WHAT TO PRODUCE: The records should be written out in full, with nothing altered.

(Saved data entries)
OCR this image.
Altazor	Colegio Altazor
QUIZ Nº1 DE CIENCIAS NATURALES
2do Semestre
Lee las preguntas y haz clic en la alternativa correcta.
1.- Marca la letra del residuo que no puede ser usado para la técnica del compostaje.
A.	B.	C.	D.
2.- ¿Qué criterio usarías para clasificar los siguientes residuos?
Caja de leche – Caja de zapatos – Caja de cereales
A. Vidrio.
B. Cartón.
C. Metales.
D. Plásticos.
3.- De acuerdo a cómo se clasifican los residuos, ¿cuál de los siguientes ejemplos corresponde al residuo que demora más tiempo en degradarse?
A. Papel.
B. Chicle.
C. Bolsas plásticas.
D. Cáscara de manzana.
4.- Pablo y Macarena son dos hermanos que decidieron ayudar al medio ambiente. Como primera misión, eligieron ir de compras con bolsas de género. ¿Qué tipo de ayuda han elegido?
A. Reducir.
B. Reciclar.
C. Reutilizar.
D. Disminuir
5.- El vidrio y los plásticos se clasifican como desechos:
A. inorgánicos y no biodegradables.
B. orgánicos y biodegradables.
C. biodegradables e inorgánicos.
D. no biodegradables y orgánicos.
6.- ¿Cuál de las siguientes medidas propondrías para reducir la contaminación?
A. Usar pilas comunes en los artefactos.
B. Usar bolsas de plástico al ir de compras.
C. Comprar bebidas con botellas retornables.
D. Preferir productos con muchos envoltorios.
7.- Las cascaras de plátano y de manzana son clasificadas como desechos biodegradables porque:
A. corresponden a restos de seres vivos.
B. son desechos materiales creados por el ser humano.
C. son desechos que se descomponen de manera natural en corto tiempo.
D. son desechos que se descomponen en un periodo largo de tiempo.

EXPECTED ANSWER:
OCR this image.
Altazor	Colegio Altazor
QUIZ Nº1 DE CIENCIAS NATURALES
2do Semestre
Lee las preguntas y haz clic en la alternativa correcta.
1.- Marca la letra del residuo que no puede ser usado para la técnica del compostaje.
A.	B.	C.	D.
2.- ¿Qué criterio usarías para clasificar los siguientes residuos?
Caja de leche – Caja de zapatos – Caja de cereales
A. Vidrio.
B. Cartón.
C. Metales.
D. Plásticos.
3.- De acuerdo a cómo se clasifican los residuos, ¿cuál de los siguientes ejemplos corresponde al residuo que demora más tiempo en degradarse?
A. Papel.
B. Chicle.
C. Bolsas plásticas.
D. Cáscara de manzana.
4.- Pablo y Macarena son dos hermanos que decidieron ayudar al medio ambiente. Como primera misión, eligieron ir de compras con bolsas de género. ¿Qué tipo de ayuda han elegido?
A. Reducir.
B. Reciclar.
C. Reutilizar.
D. Disminuir
5.- El vidrio y los plásticos se clasifican como desechos:
A. inorgánicos y no biodegradables.
B. orgánicos y biodegradables.
C. biodegradables e inorgánicos.
D. no biodegradables y orgánicos.
6.- ¿Cuál de las siguientes medidas propondrías para reducir la contaminación?
A. Usar pilas comunes en los artefactos.
B. Usar bolsas de plástico al ir de compras.
C. Comprar bebidas con botellas retornables.
D. Preferir productos con muchos envoltorios.
7.- Las cascaras de plátano y de manzana son clasificadas como desechos biodegradables porque:
A. corresponden a restos de seres vivos.
B. son desechos materiales creados por el ser humano.
C. son desechos que se descomponen de manera natural en corto tiempo.
D. son desechos que se descomponen en un periodo largo de tiempo.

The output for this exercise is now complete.